▶ _WORK INSTRUCTIONS_
Count the lines in the records below that contain the word "marker", and reply with only that number.
***** DATA TO USE *****
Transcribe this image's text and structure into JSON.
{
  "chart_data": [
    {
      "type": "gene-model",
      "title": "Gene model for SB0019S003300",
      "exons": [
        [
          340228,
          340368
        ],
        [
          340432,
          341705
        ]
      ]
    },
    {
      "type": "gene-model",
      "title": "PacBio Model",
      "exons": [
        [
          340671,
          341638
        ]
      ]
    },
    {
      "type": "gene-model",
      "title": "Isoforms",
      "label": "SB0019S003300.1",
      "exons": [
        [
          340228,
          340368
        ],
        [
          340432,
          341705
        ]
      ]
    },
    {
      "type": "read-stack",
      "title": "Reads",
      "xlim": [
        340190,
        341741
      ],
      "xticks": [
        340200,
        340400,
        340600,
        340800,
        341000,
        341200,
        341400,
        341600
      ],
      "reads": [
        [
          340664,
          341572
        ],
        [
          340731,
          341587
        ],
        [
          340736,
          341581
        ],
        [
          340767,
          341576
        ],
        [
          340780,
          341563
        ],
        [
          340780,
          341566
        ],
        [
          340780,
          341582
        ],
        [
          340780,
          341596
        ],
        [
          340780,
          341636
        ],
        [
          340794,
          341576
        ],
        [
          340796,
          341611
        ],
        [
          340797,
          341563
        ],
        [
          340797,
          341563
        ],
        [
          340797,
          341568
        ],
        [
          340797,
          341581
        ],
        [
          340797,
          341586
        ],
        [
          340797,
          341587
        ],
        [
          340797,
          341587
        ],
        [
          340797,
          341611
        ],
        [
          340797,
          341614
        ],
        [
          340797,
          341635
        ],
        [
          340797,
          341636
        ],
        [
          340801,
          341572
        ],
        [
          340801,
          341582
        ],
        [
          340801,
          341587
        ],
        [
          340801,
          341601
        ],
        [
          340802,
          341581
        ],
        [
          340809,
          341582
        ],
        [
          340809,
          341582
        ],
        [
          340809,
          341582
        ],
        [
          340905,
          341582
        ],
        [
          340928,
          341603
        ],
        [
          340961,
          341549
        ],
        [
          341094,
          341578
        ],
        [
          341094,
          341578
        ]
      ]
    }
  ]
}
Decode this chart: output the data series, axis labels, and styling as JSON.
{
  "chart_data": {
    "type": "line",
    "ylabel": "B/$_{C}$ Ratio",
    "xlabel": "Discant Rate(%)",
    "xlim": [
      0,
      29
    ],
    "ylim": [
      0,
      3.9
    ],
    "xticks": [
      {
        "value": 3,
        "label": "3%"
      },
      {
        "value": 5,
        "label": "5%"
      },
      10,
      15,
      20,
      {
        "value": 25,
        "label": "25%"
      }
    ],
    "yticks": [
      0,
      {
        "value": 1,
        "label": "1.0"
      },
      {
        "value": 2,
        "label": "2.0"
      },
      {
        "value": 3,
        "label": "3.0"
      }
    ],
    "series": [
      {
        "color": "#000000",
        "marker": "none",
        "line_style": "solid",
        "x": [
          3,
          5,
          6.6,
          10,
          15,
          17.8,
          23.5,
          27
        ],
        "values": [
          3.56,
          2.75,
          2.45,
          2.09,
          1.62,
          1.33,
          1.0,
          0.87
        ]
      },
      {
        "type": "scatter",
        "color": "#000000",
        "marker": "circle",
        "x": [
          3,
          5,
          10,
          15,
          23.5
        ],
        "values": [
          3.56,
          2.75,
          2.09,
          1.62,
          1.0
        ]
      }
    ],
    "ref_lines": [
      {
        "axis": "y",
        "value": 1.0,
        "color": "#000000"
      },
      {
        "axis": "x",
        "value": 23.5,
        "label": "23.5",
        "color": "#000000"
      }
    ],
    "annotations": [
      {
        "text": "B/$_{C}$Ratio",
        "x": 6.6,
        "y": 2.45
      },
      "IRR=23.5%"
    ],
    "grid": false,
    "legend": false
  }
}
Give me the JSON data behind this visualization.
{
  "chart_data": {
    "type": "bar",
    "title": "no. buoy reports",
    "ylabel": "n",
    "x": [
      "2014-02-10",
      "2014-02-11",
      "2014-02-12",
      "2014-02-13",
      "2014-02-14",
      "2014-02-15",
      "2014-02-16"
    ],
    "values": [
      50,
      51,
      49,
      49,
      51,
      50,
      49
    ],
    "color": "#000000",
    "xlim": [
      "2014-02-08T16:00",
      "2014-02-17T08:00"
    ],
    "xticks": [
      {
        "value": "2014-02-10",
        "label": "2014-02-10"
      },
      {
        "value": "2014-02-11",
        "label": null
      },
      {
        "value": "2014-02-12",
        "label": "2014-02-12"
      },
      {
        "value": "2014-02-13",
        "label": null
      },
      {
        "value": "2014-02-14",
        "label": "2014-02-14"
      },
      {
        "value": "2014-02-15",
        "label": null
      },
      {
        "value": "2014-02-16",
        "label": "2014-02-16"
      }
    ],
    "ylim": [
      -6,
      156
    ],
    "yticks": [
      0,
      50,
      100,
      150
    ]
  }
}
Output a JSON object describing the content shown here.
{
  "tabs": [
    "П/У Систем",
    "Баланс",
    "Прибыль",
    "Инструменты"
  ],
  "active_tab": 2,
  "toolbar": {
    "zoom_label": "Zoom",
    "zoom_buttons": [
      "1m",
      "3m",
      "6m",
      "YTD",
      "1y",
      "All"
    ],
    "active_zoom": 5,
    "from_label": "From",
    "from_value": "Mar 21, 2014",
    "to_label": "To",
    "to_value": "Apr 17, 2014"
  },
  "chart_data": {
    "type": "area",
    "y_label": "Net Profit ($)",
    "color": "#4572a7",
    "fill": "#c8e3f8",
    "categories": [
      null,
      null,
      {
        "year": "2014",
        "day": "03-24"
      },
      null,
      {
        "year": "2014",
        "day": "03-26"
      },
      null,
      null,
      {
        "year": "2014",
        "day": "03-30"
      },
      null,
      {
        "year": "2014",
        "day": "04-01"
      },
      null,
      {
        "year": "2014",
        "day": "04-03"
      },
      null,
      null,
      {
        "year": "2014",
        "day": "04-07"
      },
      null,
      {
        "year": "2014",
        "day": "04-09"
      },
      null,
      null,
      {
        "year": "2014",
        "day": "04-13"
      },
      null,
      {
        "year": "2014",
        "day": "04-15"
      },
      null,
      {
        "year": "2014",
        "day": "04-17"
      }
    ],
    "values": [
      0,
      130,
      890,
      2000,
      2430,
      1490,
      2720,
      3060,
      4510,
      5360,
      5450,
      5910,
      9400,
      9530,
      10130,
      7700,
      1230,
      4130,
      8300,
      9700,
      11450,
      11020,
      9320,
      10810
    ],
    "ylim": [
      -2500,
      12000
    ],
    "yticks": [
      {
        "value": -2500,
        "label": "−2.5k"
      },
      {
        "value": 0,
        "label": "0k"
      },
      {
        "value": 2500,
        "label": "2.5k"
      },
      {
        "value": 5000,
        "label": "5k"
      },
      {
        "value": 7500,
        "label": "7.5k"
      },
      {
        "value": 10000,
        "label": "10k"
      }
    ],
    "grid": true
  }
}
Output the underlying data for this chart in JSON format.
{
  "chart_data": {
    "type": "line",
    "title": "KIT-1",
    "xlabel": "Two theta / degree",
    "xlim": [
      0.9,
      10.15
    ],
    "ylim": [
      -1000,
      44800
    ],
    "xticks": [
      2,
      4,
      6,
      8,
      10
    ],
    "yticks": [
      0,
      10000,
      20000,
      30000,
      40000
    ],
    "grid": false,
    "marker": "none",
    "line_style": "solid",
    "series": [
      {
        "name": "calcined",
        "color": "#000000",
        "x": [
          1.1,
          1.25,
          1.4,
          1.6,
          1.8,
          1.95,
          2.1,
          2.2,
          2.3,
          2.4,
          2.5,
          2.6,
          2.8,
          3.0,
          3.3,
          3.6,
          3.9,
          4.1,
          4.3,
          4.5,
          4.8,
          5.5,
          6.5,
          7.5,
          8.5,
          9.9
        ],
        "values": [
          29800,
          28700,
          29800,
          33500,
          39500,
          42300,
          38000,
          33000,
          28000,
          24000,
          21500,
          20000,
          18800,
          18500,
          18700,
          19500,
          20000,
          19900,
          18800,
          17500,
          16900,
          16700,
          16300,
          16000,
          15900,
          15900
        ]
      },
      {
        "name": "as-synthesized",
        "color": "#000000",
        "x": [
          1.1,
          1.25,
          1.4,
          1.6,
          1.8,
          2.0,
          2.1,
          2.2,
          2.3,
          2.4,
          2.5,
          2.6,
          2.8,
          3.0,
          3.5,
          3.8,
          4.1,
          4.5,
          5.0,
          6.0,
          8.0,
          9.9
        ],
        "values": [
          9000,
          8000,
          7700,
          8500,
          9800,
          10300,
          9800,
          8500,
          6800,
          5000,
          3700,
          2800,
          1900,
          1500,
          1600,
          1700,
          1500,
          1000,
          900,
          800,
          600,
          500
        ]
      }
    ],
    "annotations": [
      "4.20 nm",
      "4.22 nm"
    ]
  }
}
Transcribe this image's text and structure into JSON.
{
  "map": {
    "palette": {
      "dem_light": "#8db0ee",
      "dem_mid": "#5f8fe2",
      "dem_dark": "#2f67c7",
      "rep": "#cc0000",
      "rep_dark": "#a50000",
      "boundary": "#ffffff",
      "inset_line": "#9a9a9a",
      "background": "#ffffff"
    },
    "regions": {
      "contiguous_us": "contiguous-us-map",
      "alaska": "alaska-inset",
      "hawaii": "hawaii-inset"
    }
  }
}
*****
▶ _THE OUTPUT_
3